- Stated problem
Extract the lines that hold the string "from".

[Start of Provided records]

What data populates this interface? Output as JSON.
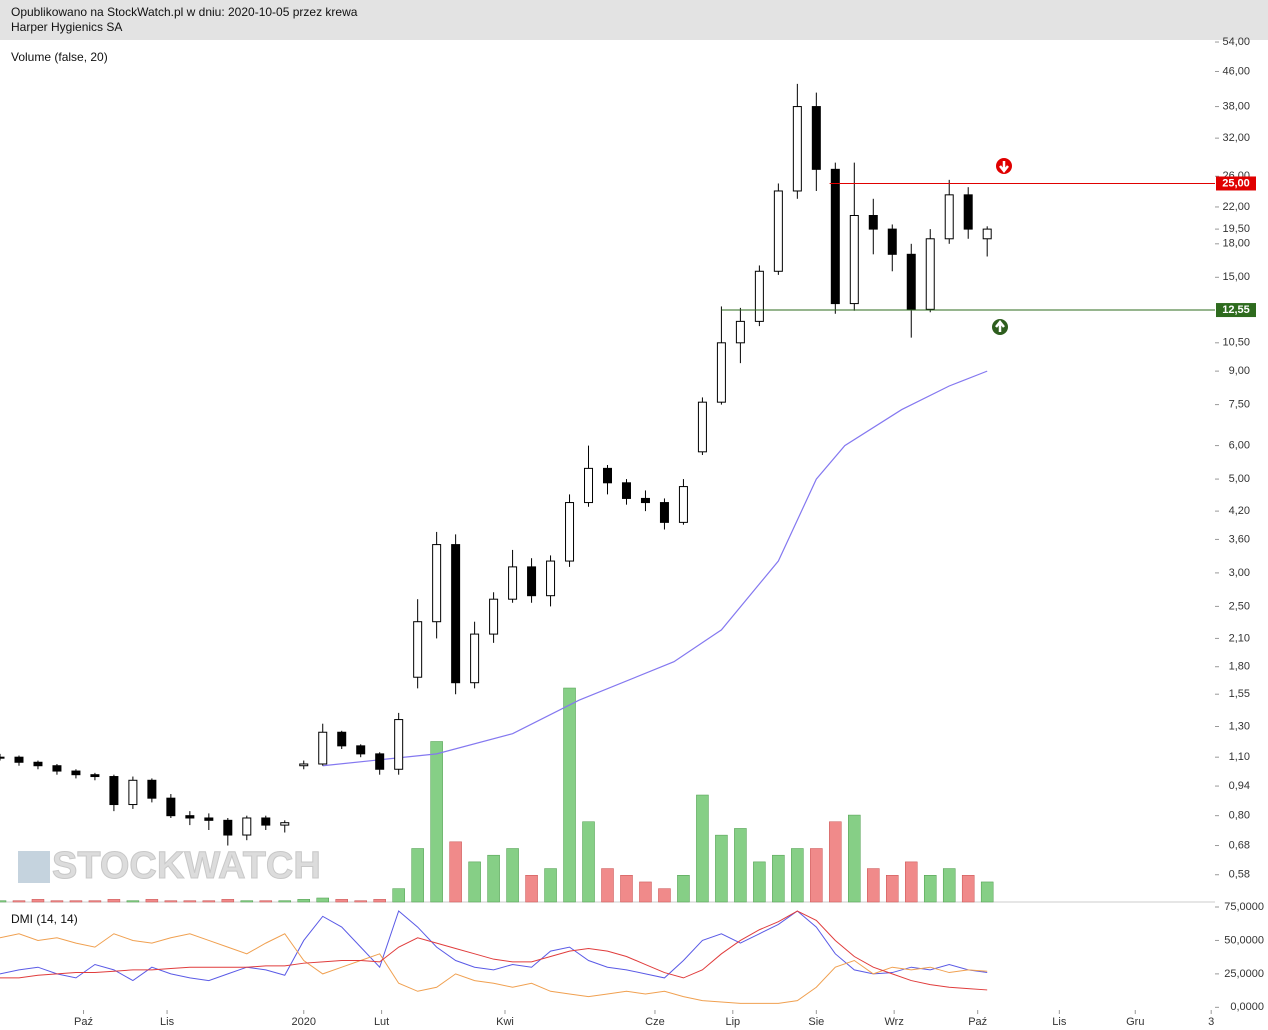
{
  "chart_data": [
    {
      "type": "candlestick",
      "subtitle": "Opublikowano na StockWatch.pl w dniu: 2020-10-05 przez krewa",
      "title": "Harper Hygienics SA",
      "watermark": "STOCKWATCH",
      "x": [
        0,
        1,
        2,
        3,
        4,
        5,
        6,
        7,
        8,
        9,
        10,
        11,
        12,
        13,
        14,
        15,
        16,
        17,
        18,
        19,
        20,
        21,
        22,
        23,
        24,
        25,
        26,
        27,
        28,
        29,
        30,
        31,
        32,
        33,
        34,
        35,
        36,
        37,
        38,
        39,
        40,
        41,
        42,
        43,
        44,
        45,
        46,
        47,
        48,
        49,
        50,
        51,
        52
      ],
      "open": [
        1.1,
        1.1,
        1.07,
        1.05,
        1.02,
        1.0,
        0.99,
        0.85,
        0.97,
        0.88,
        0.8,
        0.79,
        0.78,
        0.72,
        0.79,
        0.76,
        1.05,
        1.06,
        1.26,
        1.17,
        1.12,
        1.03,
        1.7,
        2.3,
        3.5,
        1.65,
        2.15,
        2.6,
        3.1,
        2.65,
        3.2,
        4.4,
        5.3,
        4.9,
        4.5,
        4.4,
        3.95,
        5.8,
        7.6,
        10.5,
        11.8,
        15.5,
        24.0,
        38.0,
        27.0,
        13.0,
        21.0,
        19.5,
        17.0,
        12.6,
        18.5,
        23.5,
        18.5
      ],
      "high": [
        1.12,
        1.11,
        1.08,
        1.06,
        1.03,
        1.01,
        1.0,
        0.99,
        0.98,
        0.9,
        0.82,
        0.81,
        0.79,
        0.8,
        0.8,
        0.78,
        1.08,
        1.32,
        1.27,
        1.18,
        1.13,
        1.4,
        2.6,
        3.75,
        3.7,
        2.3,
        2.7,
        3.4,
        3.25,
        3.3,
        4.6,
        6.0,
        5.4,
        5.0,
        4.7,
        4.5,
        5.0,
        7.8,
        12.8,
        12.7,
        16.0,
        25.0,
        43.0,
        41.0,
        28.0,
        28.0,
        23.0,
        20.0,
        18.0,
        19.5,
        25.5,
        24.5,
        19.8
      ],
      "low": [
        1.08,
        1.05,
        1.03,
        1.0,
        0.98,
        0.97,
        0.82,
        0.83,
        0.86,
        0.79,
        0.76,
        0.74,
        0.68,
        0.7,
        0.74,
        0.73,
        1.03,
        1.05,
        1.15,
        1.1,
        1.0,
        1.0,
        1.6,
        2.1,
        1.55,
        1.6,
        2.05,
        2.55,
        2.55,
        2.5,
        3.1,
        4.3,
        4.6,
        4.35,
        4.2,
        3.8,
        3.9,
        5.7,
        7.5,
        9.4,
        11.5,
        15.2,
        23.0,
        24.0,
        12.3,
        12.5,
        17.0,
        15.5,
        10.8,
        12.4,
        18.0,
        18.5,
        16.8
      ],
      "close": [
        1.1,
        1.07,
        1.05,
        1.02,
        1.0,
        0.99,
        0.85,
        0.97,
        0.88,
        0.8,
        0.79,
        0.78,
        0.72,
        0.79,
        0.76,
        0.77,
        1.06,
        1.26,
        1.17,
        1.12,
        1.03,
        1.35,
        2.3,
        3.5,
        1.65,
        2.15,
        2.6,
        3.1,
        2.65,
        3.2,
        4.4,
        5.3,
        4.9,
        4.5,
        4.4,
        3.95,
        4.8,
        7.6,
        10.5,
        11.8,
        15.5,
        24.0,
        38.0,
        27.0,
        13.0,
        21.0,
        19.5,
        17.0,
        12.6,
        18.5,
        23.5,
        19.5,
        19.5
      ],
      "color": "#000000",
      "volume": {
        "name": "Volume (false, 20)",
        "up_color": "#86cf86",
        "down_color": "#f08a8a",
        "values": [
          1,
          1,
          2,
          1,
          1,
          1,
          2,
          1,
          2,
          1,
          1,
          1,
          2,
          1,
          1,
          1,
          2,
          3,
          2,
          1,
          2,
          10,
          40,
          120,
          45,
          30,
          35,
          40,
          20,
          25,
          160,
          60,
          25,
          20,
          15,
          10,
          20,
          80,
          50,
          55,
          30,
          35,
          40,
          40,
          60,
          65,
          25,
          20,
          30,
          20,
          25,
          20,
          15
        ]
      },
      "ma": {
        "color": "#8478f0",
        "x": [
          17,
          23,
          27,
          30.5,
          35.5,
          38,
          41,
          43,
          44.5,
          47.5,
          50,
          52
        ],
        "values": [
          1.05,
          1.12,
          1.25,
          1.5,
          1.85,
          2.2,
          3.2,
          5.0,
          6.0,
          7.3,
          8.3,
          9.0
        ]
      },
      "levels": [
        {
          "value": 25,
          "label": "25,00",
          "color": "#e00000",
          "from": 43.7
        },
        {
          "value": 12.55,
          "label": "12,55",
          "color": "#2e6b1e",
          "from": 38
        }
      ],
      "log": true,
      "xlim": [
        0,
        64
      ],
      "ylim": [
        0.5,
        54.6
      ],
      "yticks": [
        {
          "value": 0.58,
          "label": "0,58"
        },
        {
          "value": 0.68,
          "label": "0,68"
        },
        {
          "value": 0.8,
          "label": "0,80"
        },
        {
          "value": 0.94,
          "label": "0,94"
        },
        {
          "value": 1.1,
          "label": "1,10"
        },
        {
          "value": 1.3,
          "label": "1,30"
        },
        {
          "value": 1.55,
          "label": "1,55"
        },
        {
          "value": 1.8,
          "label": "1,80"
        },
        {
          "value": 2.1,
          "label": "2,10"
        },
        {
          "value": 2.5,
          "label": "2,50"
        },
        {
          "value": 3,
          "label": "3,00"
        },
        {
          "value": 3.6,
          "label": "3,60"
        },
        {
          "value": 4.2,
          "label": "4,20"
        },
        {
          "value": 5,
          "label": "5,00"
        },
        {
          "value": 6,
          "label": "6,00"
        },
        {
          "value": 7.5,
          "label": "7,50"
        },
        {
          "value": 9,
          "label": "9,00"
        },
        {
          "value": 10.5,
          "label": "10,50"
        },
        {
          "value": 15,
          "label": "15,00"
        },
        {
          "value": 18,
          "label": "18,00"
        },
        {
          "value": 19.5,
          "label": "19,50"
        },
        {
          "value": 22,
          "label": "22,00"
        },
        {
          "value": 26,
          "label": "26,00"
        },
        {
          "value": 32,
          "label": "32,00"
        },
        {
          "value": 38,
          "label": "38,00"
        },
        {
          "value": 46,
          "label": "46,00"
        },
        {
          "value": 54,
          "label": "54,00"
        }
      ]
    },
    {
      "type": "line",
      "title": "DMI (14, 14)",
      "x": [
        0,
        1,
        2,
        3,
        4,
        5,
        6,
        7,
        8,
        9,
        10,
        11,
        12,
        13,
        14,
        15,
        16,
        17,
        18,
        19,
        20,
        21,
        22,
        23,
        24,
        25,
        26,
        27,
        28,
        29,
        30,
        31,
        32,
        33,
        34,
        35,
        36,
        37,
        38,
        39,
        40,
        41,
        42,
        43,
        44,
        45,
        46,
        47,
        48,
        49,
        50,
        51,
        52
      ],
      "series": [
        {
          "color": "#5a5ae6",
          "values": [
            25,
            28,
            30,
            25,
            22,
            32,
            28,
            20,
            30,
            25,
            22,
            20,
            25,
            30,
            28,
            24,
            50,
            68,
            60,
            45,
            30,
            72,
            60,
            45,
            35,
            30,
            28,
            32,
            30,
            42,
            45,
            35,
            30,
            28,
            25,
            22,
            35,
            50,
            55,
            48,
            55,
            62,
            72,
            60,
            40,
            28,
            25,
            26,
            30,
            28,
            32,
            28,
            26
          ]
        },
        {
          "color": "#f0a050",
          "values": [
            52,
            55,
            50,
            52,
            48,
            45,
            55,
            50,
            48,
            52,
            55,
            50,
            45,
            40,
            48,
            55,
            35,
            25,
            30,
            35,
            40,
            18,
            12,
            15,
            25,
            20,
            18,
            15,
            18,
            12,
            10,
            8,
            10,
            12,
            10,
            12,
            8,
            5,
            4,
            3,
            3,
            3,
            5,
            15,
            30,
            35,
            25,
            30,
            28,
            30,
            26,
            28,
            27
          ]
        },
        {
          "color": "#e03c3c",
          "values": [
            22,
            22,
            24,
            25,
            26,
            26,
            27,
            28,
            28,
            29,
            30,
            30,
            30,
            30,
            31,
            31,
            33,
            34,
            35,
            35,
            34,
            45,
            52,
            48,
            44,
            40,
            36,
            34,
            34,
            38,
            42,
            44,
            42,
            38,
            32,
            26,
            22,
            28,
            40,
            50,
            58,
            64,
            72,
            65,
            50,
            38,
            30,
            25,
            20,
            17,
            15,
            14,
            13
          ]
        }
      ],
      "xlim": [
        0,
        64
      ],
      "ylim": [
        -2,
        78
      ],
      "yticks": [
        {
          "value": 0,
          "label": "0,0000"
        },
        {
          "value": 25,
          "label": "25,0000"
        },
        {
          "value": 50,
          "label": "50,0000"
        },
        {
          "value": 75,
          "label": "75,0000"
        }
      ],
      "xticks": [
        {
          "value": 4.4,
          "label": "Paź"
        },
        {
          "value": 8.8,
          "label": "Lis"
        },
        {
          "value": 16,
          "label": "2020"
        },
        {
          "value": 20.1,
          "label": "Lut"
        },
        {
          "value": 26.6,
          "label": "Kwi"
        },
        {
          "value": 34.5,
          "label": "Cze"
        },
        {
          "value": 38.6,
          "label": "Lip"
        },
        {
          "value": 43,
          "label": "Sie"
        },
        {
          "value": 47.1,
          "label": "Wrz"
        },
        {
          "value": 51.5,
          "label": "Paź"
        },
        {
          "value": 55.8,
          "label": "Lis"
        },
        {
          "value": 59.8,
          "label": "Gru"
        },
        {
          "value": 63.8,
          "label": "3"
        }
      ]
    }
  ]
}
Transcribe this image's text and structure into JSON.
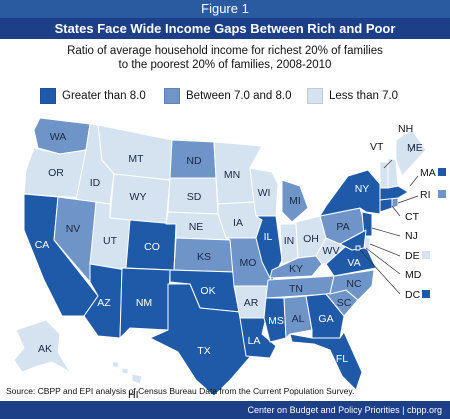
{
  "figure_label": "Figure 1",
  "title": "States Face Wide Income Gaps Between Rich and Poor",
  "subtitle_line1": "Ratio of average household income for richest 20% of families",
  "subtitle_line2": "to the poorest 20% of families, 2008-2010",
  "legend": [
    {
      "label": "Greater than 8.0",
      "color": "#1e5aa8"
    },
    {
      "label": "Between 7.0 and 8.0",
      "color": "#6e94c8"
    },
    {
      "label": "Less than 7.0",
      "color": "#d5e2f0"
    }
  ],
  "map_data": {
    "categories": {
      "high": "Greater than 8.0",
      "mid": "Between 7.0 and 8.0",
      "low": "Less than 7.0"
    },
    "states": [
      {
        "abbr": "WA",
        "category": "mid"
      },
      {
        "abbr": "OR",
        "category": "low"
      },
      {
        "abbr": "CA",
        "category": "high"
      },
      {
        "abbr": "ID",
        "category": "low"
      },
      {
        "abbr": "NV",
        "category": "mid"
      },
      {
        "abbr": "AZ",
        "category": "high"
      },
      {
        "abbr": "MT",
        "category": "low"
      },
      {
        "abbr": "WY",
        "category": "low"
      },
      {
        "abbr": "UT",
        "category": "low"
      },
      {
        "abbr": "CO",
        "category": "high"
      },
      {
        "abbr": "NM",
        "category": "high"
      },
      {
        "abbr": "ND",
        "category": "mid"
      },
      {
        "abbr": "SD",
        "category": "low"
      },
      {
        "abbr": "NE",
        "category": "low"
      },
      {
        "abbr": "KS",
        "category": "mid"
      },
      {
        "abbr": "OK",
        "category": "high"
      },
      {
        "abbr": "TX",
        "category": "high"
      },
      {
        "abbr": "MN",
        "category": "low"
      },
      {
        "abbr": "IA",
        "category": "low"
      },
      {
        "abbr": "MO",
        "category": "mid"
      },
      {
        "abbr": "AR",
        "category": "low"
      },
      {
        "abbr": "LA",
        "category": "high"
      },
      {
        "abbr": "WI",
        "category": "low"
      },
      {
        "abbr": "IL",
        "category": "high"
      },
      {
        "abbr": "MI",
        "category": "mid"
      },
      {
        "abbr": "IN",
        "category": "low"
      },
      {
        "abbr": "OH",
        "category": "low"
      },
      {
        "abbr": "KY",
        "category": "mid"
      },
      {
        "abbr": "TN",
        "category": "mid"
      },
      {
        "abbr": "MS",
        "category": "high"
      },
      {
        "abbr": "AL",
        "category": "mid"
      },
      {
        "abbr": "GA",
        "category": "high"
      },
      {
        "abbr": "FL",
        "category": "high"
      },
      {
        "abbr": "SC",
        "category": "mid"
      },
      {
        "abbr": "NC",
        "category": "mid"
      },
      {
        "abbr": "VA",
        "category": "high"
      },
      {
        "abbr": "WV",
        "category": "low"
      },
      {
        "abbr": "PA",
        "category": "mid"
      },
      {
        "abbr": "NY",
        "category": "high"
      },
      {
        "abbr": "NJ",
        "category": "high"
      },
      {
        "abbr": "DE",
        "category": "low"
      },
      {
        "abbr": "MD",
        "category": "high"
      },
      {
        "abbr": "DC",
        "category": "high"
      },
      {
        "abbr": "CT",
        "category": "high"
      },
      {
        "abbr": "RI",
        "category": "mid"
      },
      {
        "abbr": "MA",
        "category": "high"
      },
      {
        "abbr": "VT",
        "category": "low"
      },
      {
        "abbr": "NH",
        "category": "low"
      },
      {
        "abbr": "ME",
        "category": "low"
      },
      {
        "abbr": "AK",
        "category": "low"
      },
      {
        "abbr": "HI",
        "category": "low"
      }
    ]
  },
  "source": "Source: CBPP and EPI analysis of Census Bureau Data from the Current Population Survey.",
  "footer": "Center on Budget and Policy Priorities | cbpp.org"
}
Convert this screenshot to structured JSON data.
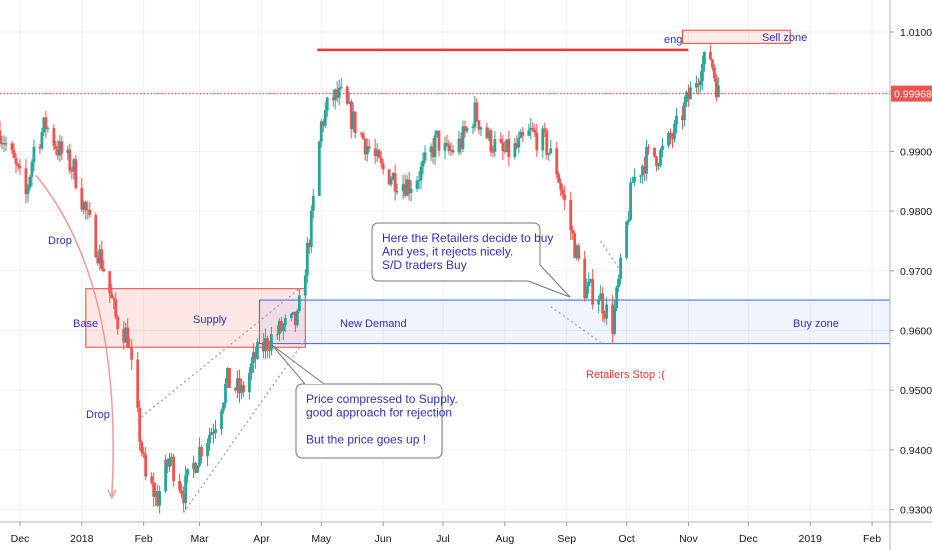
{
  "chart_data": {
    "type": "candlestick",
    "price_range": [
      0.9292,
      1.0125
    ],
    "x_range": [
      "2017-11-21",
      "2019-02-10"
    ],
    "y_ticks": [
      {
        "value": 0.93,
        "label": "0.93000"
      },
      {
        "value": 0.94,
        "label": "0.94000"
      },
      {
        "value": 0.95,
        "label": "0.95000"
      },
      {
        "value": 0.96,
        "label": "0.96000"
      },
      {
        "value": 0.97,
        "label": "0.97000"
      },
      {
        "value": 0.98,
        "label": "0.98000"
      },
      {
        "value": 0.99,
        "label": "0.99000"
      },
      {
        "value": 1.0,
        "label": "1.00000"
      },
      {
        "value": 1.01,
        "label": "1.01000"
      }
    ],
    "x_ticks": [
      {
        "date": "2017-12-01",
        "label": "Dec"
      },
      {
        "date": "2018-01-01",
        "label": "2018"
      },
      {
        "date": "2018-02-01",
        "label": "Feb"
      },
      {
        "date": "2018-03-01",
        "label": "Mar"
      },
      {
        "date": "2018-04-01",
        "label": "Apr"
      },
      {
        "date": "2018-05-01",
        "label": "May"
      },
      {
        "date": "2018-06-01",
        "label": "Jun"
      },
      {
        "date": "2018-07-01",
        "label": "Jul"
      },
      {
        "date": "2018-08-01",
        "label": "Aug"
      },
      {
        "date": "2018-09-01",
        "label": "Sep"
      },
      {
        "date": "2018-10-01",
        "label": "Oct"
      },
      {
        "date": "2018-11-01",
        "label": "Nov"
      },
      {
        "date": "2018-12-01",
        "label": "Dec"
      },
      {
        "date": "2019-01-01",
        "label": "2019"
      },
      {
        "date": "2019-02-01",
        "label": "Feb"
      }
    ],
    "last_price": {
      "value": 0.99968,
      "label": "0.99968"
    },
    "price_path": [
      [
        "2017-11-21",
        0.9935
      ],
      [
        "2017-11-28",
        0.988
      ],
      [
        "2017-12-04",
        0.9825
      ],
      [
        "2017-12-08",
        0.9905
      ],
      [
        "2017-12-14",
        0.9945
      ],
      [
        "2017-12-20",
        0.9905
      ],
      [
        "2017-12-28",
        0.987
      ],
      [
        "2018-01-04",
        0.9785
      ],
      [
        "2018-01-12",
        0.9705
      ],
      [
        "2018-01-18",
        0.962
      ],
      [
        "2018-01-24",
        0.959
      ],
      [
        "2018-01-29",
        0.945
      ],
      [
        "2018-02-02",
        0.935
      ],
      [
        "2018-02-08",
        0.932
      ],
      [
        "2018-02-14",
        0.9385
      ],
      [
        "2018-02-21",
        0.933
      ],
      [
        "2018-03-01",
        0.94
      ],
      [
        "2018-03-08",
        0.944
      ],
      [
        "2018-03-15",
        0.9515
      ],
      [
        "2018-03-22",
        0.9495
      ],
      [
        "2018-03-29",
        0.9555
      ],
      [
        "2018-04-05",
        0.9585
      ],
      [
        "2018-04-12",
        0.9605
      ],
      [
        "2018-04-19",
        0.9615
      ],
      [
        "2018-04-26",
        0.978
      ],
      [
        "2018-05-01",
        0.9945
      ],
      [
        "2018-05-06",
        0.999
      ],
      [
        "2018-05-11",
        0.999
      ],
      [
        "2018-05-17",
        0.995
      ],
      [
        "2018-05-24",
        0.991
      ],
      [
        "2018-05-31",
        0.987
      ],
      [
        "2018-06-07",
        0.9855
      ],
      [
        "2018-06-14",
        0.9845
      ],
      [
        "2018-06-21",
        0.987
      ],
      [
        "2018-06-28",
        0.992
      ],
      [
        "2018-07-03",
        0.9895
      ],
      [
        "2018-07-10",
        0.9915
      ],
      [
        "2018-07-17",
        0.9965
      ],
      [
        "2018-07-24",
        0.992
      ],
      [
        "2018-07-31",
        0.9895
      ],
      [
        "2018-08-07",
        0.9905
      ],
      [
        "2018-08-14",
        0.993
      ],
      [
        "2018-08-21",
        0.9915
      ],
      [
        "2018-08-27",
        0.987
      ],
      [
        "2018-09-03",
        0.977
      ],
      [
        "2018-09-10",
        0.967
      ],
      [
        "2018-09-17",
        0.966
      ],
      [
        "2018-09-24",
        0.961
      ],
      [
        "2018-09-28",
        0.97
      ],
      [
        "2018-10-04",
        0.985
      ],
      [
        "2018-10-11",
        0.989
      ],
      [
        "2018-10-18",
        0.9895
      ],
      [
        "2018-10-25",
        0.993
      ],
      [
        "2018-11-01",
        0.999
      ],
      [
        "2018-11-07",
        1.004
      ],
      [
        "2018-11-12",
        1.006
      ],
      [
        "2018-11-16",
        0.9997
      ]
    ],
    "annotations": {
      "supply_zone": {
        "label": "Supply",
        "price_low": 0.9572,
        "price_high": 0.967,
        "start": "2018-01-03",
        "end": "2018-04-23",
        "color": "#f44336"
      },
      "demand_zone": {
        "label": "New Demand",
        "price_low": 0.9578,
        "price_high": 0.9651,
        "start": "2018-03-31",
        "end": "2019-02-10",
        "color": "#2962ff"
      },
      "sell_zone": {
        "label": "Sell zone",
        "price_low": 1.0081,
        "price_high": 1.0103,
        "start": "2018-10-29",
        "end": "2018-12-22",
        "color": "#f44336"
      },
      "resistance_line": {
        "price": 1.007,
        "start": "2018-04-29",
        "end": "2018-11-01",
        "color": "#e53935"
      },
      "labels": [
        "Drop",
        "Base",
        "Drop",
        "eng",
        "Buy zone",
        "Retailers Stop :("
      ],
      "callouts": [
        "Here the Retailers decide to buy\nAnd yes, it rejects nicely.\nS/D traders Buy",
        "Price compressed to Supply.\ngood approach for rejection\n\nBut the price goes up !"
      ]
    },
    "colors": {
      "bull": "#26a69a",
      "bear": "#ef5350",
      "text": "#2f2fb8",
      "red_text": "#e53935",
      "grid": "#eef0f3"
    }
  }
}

[End of Provided records]

- Output of the exercise
          "from": 43.7
          "from": 38
  "source": "Source: CBPP and EPI analysis of Census Bureau Data from the Current Population Survey.",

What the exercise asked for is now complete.